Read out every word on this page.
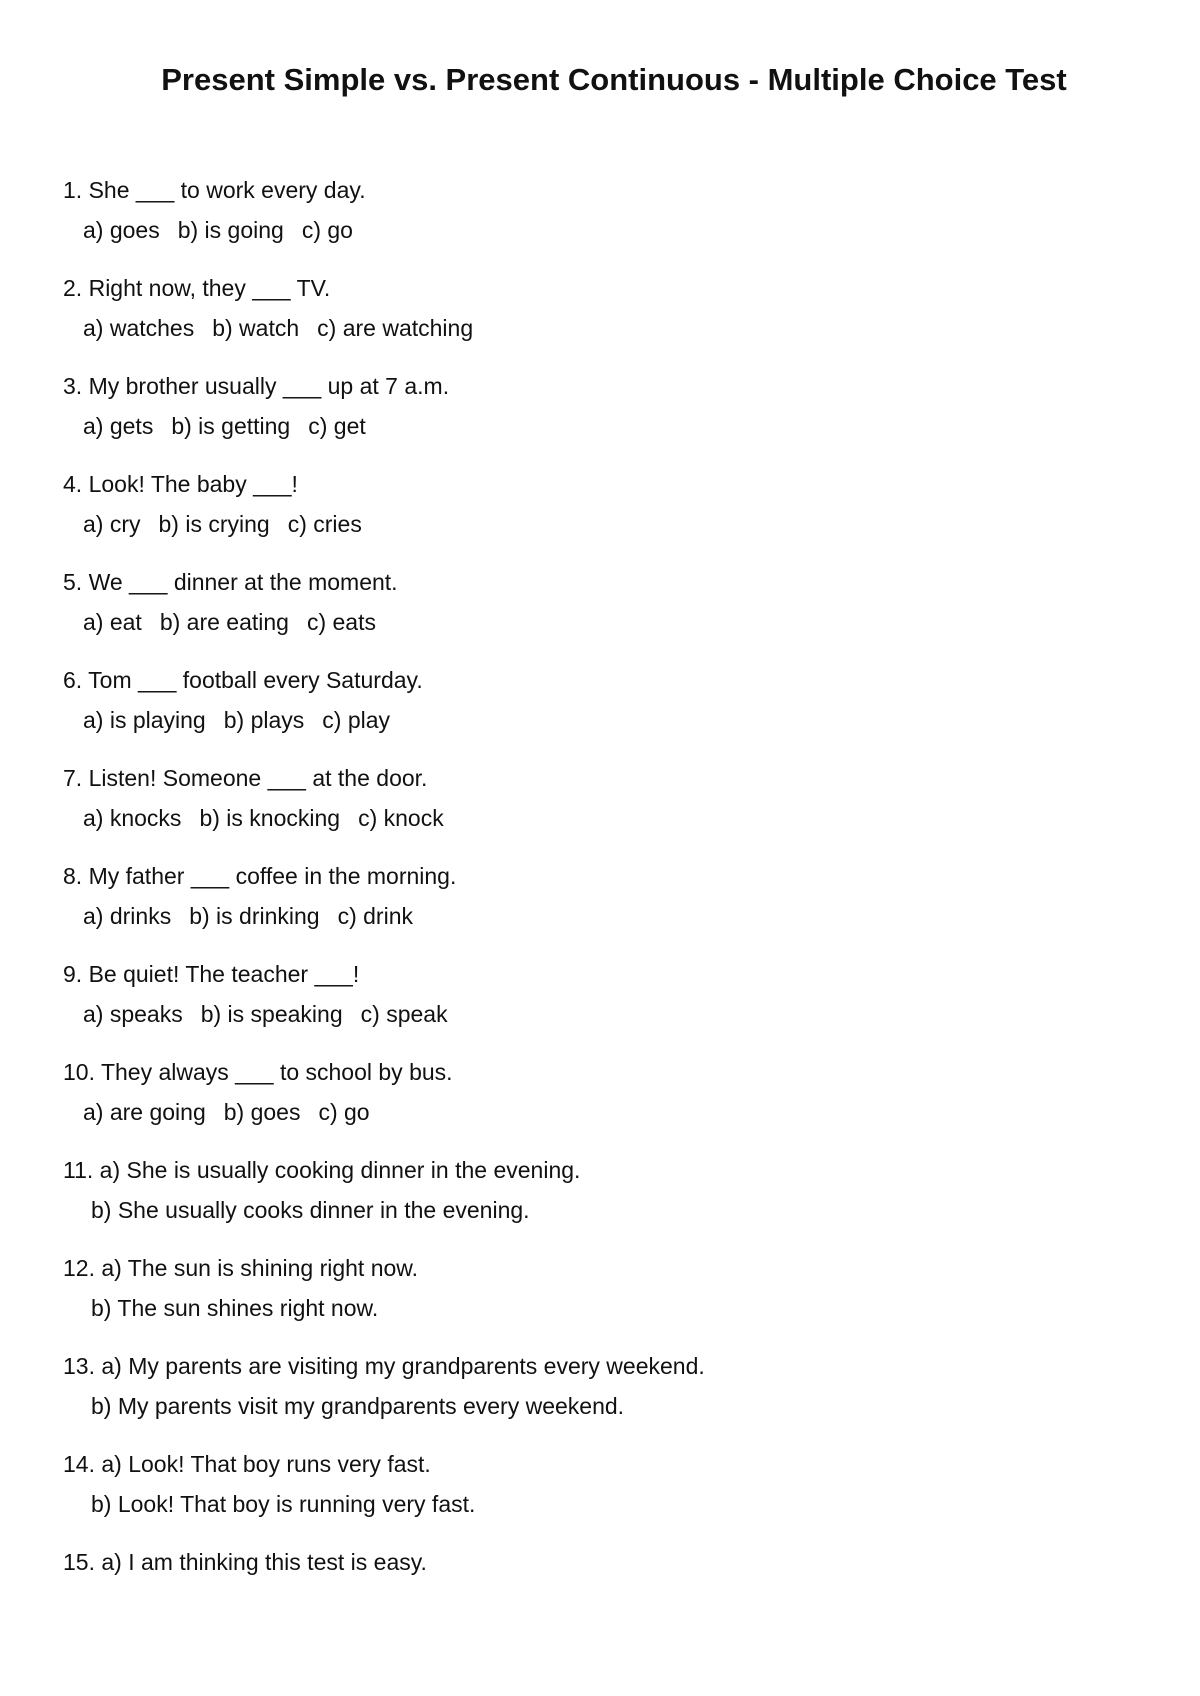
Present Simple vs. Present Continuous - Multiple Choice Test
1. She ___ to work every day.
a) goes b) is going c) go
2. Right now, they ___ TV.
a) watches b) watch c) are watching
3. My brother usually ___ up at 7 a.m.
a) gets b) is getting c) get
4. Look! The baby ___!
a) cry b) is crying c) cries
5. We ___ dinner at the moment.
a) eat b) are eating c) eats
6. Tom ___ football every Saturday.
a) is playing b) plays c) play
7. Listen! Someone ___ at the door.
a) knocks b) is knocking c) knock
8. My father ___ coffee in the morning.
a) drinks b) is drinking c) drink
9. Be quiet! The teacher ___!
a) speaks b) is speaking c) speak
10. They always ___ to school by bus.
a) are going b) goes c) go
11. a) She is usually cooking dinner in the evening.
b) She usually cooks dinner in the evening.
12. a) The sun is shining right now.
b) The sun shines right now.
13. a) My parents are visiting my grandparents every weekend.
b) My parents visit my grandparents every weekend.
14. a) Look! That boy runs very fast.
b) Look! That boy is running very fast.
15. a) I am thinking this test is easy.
☆ ☆ ☆
Repeat the preceding records precisely, and leave every picture out of the copy.

Read out every word on this page.
Present Simple vs. Present Continuous - Multiple Choice Test
1. She ___ to work every day.
a) goes b) is going c) go
2. Right now, they ___ TV.
a) watches b) watch c) are watching
3. My brother usually ___ up at 7 a.m.
a) gets b) is getting c) get
4. Look! The baby ___!
a) cry b) is crying c) cries
5. We ___ dinner at the moment.
a) eat b) are eating c) eats
6. Tom ___ football every Saturday.
a) is playing b) plays c) play
7. Listen! Someone ___ at the door.
a) knocks b) is knocking c) knock
8. My father ___ coffee in the morning.
a) drinks b) is drinking c) drink
9. Be quiet! The teacher ___!
a) speaks b) is speaking c) speak
10. They always ___ to school by bus.
a) are going b) goes c) go
11. a) She is usually cooking dinner in the evening.
b) She usually cooks dinner in the evening.
12. a) The sun is shining right now.
b) The sun shines right now.
13. a) My parents are visiting my grandparents every weekend.
b) My parents visit my grandparents every weekend.
14. a) Look! That boy runs very fast.
b) Look! That boy is running very fast.
15. a) I am thinking this test is easy.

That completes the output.